Task requirements: Only the lines starting at the one that contains "Convert this screenshot" and running to the end should be repeated, exactly as written.

Given records:
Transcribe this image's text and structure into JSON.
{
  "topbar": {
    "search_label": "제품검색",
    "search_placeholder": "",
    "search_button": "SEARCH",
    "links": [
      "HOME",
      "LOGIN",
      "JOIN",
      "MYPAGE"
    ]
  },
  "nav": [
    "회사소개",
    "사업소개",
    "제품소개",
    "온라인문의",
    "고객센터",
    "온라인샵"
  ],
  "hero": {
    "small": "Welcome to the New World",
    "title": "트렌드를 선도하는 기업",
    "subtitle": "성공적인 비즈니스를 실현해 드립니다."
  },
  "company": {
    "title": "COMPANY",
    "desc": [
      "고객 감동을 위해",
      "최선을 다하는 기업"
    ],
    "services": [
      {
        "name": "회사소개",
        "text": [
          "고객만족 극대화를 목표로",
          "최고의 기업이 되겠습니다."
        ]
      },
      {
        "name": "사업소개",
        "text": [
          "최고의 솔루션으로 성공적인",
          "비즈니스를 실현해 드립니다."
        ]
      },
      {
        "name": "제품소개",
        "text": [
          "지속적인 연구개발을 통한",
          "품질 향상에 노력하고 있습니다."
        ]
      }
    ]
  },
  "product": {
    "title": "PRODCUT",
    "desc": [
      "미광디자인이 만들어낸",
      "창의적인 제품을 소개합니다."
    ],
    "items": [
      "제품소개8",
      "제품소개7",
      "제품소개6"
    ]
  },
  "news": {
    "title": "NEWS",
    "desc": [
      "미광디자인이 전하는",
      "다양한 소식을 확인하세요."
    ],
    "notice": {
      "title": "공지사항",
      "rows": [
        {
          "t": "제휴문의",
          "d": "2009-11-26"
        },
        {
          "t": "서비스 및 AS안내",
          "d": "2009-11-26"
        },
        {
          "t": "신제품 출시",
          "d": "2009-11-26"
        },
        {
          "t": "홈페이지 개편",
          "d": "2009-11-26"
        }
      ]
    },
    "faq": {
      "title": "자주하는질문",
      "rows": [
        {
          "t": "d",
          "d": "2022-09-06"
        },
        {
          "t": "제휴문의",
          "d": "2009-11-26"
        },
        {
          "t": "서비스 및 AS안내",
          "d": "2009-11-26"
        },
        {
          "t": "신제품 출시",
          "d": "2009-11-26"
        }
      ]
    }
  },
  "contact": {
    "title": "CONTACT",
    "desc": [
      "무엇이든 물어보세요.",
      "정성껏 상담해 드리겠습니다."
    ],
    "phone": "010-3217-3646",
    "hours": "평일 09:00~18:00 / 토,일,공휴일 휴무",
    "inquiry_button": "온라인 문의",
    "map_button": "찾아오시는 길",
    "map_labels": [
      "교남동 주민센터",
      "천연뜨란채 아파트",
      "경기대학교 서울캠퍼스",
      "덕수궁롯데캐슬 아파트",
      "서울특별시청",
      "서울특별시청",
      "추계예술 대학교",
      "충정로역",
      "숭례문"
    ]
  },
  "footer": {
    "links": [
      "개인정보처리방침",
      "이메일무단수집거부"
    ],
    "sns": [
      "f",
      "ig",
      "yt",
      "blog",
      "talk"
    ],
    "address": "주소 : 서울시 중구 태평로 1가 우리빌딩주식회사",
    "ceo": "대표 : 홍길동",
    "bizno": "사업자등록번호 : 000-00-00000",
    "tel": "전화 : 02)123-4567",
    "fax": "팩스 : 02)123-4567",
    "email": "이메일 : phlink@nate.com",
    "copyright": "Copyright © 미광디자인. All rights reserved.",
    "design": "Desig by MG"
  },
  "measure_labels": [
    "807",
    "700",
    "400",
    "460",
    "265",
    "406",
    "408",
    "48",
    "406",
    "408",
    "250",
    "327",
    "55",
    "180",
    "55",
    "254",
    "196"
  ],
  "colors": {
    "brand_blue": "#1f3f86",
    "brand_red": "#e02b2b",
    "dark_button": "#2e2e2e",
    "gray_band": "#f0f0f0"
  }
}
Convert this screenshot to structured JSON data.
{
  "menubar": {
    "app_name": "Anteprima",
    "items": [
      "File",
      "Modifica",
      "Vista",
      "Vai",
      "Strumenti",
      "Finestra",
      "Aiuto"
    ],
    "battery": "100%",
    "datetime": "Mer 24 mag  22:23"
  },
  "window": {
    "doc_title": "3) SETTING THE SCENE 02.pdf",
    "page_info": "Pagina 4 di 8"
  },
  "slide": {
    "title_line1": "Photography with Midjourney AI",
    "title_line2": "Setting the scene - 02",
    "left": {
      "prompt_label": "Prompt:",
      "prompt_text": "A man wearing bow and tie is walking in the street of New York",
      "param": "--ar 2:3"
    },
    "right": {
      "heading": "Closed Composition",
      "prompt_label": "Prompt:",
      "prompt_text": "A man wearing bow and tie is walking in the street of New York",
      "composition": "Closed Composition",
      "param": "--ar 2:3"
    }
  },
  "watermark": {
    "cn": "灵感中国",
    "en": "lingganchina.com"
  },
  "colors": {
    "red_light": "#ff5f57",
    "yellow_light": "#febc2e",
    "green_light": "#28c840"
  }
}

Final answer:
Convert this screenshot to structured JSON data.
{
  "menubar": {
    "app_name": "Anteprima",
    "items": [
      "File",
      "Modifica",
      "Vista",
      "Vai",
      "Strumenti",
      "Finestra",
      "Aiuto"
    ],
    "battery": "100%",
    "datetime": "Mer 24 mag  22:23"
  },
  "window": {
    "doc_title": "3) SETTING THE SCENE 02.pdf",
    "page_info": "Pagina 4 di 8"
  },
  "slide": {
    "title_line1": "Photography with Midjourney AI",
    "title_line2": "Setting the scene - 02",
    "left": {
      "prompt_label": "Prompt:",
      "prompt_text": "A man wearing bow and tie is walking in the street of New York",
      "param": "--ar 2:3"
    },
    "right": {
      "heading": "Closed Composition",
      "prompt_label": "Prompt:",
      "prompt_text": "A man wearing bow and tie is walking in the street of New York",
      "composition": "Closed Composition",
      "param": "--ar 2:3"
    }
  },
  "watermark": {
    "cn": "灵感中国",
    "en": "lingganchina.com"
  },
  "colors": {
    "red_light": "#ff5f57",
    "yellow_light": "#febc2e",
    "green_light": "#28c840"
  }
}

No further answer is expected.